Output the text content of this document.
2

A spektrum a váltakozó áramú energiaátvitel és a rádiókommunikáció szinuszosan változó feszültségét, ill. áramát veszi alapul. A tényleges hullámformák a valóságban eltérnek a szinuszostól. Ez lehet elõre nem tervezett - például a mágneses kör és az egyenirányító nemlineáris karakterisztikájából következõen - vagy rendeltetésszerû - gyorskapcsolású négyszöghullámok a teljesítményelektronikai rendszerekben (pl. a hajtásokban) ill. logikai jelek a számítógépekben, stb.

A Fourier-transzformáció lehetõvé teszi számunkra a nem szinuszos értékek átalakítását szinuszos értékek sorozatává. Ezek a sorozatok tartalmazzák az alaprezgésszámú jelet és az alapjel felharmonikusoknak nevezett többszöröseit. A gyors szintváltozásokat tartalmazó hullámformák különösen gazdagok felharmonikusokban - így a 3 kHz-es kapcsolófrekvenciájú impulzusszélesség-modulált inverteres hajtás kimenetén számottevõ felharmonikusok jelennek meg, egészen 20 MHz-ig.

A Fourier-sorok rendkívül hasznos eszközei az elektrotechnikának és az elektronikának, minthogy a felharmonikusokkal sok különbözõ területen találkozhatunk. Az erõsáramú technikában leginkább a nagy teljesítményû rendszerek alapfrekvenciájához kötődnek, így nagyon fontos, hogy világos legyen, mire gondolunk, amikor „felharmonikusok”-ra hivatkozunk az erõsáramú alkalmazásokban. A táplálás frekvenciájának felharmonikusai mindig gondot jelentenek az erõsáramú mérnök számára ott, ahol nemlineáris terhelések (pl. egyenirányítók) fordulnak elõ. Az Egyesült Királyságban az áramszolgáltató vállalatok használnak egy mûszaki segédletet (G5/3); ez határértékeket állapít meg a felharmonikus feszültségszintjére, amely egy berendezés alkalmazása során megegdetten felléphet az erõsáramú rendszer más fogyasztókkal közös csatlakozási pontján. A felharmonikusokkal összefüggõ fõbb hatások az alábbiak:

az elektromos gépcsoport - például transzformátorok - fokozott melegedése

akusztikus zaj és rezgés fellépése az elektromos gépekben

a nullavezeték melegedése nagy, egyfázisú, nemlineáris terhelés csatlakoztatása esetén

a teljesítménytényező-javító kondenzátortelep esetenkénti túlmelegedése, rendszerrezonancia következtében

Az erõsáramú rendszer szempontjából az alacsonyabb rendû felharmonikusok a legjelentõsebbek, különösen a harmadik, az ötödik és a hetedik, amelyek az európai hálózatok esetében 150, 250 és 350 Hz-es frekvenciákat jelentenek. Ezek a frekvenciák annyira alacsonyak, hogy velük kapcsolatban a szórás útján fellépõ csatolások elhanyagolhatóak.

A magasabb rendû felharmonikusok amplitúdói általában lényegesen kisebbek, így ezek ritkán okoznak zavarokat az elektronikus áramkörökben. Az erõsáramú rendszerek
# # # # # # #
What you need to do: Write the listing out again, exactly as shown above.

Correct response:
Output the text content of this document.
2

A spektrum a váltakozó áramú energiaátvitel és a rádiókommunikáció szinuszosan változó feszültségét, ill. áramát veszi alapul. A tényleges hullámformák a valóságban eltérnek a szinuszostól. Ez lehet elõre nem tervezett - például a mágneses kör és az egyenirányító nemlineáris karakterisztikájából következõen - vagy rendeltetésszerû - gyorskapcsolású négyszöghullámok a teljesítményelektronikai rendszerekben (pl. a hajtásokban) ill. logikai jelek a számítógépekben, stb.

A Fourier-transzformáció lehetõvé teszi számunkra a nem szinuszos értékek átalakítását szinuszos értékek sorozatává. Ezek a sorozatok tartalmazzák az alaprezgésszámú jelet és az alapjel felharmonikusoknak nevezett többszöröseit. A gyors szintváltozásokat tartalmazó hullámformák különösen gazdagok felharmonikusokban - így a 3 kHz-es kapcsolófrekvenciájú impulzusszélesség-modulált inverteres hajtás kimenetén számottevõ felharmonikusok jelennek meg, egészen 20 MHz-ig.

A Fourier-sorok rendkívül hasznos eszközei az elektrotechnikának és az elektronikának, minthogy a felharmonikusokkal sok különbözõ területen találkozhatunk. Az erõsáramú technikában leginkább a nagy teljesítményû rendszerek alapfrekvenciájához kötődnek, így nagyon fontos, hogy világos legyen, mire gondolunk, amikor „felharmonikusok”-ra hivatkozunk az erõsáramú alkalmazásokban. A táplálás frekvenciájának felharmonikusai mindig gondot jelentenek az erõsáramú mérnök számára ott, ahol nemlineáris terhelések (pl. egyenirányítók) fordulnak elõ. Az Egyesült Királyságban az áramszolgáltató vállalatok használnak egy mûszaki segédletet (G5/3); ez határértékeket állapít meg a felharmonikus feszültségszintjére, amely egy berendezés alkalmazása során megegdetten felléphet az erõsáramú rendszer más fogyasztókkal közös csatlakozási pontján. A felharmonikusokkal összefüggõ fõbb hatások az alábbiak:

az elektromos gépcsoport - például transzformátorok - fokozott melegedése

akusztikus zaj és rezgés fellépése az elektromos gépekben

a nullavezeték melegedése nagy, egyfázisú, nemlineáris terhelés csatlakoztatása esetén

a teljesítménytényező-javító kondenzátortelep esetenkénti túlmelegedése, rendszerrezonancia következtében

Az erõsáramú rendszer szempontjából az alacsonyabb rendû felharmonikusok a legjelentõsebbek, különösen a harmadik, az ötödik és a hetedik, amelyek az európai hálózatok esetében 150, 250 és 350 Hz-es frekvenciákat jelentenek. Ezek a frekvenciák annyira alacsonyak, hogy velük kapcsolatban a szórás útján fellépõ csatolások elhanyagolhatóak.

A magasabb rendû felharmonikusok amplitúdói általában lényegesen kisebbek, így ezek ritkán okoznak zavarokat az elektronikus áramkörökben. Az erõsáramú rendszerek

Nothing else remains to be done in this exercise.